(Extracted data entries)
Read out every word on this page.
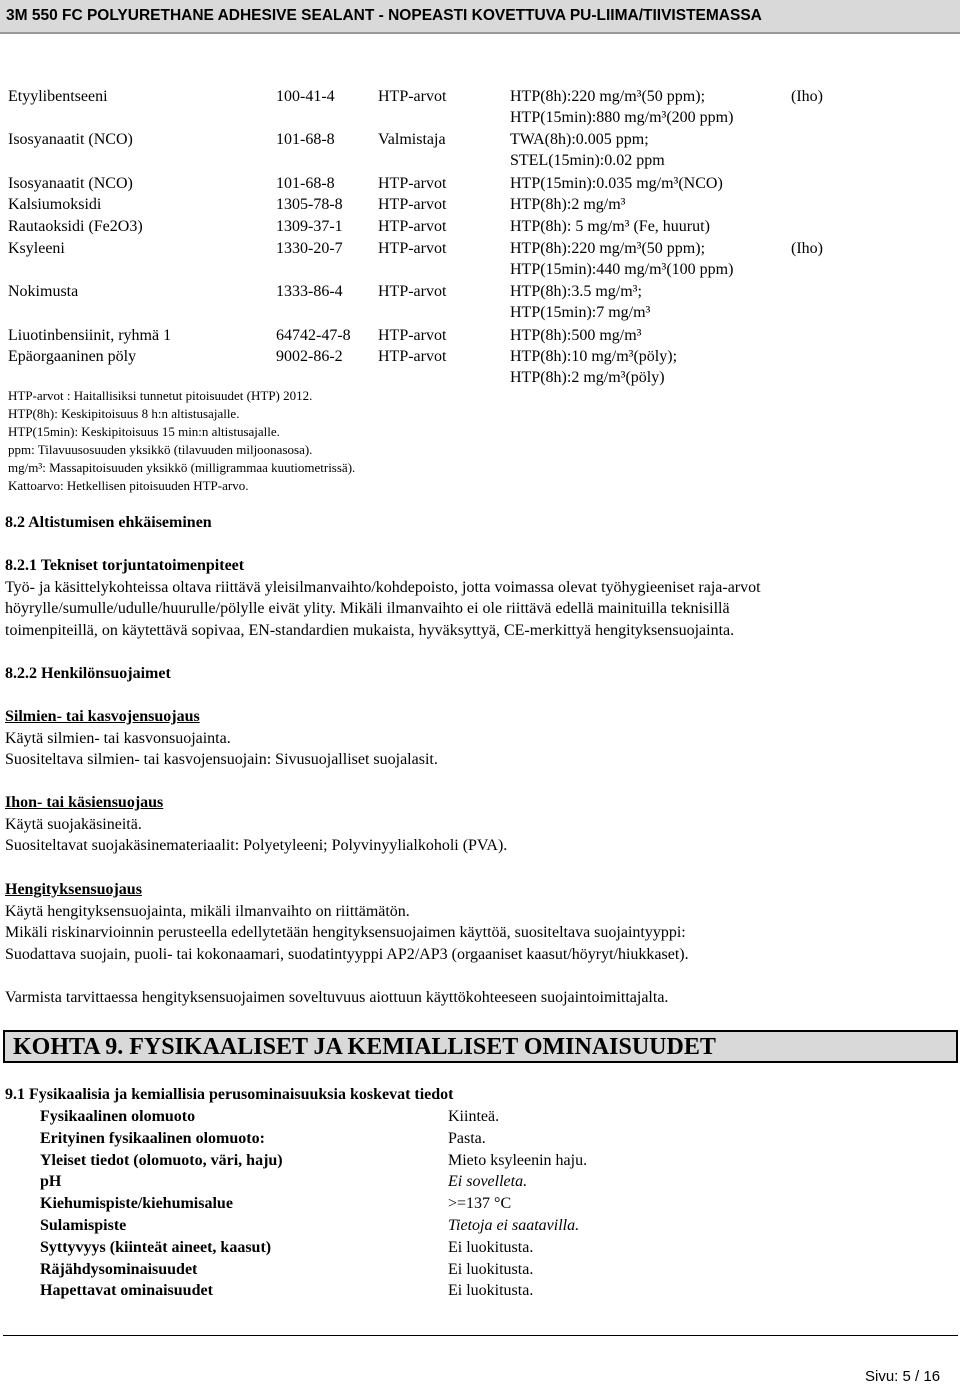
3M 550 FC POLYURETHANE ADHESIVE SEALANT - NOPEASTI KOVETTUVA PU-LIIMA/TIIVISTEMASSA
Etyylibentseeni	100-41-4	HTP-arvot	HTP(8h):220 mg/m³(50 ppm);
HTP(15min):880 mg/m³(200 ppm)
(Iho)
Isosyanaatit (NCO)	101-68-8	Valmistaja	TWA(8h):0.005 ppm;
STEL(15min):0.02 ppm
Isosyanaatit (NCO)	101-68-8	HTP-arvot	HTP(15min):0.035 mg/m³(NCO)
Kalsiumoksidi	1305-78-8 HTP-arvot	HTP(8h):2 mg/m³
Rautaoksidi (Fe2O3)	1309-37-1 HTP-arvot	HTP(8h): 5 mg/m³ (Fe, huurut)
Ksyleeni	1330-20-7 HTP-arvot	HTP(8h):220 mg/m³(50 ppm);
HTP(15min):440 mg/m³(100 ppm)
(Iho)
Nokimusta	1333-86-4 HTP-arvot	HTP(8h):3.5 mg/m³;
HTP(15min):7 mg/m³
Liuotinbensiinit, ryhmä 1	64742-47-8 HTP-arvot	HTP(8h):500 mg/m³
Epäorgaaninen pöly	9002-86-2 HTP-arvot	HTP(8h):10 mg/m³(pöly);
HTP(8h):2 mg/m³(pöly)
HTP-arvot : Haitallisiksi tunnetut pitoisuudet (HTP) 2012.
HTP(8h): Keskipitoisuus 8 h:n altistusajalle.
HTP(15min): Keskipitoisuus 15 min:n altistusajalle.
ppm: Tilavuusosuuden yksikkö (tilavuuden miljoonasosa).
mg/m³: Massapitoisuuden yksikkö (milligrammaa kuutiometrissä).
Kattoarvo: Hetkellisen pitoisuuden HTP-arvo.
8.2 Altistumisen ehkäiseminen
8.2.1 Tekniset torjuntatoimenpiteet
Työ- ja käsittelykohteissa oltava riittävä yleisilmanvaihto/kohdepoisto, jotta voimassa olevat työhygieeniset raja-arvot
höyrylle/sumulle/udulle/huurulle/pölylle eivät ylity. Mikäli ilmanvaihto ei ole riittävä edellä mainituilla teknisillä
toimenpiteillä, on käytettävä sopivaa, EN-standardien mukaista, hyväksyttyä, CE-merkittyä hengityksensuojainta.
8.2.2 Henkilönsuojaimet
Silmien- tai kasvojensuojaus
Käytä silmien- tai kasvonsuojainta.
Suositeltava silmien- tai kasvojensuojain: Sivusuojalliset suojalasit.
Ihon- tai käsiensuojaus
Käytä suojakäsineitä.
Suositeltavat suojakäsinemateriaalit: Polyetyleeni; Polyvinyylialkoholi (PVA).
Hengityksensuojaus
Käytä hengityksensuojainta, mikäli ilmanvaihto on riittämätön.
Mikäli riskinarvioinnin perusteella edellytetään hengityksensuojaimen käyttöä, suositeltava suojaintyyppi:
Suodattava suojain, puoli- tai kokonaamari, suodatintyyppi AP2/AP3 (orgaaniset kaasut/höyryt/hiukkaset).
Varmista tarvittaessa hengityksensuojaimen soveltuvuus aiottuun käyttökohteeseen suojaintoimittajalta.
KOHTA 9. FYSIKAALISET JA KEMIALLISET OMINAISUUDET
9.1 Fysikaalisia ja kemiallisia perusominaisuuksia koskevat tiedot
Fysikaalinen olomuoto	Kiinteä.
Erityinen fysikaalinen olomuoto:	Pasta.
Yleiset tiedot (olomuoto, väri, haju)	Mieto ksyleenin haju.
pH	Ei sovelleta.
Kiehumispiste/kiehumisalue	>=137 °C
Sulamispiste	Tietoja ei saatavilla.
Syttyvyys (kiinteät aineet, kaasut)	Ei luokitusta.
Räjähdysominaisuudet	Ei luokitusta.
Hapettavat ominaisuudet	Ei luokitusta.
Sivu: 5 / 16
---
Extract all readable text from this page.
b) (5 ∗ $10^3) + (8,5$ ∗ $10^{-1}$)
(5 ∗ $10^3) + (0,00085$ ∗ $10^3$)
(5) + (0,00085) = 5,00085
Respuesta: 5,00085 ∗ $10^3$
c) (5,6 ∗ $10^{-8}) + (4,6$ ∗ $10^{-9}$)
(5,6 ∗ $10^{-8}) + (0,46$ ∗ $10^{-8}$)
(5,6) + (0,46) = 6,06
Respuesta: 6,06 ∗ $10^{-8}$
* * *
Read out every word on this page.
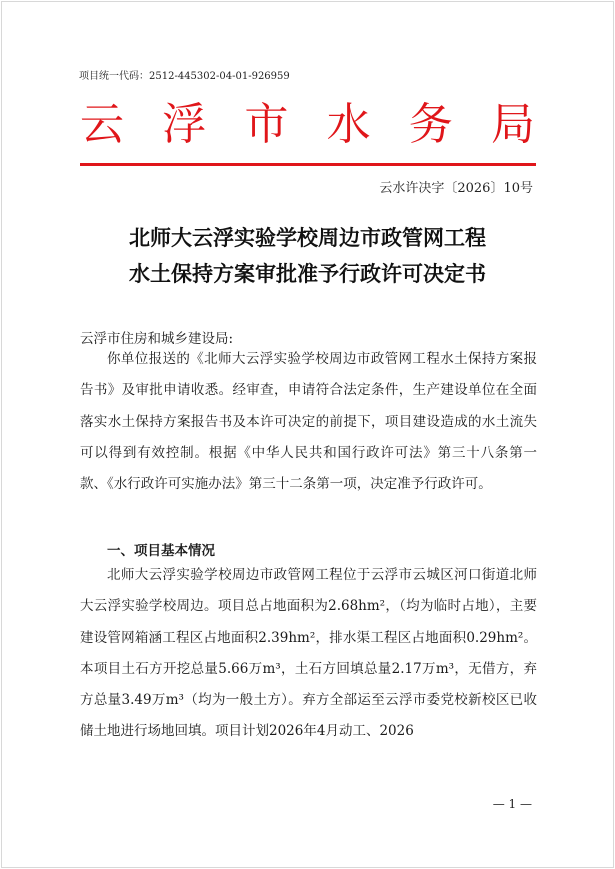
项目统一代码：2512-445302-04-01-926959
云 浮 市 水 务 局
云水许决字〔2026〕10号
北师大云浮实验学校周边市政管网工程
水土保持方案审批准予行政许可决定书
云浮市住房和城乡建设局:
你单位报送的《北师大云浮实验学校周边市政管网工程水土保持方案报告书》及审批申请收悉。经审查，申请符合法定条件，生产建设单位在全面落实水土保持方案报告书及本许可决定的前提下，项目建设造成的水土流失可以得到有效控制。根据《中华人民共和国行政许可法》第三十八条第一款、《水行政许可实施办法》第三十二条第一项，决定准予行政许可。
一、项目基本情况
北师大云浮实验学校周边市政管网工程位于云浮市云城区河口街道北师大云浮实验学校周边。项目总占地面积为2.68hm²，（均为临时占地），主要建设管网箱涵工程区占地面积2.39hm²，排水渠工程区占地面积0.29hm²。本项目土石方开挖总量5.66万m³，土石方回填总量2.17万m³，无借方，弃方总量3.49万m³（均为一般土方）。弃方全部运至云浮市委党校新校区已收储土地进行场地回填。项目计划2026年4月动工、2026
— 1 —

[Description of the task] In the data above, how many lines contain the string "Isosyanaatit"? Answer with the number only.

[Full solution] 2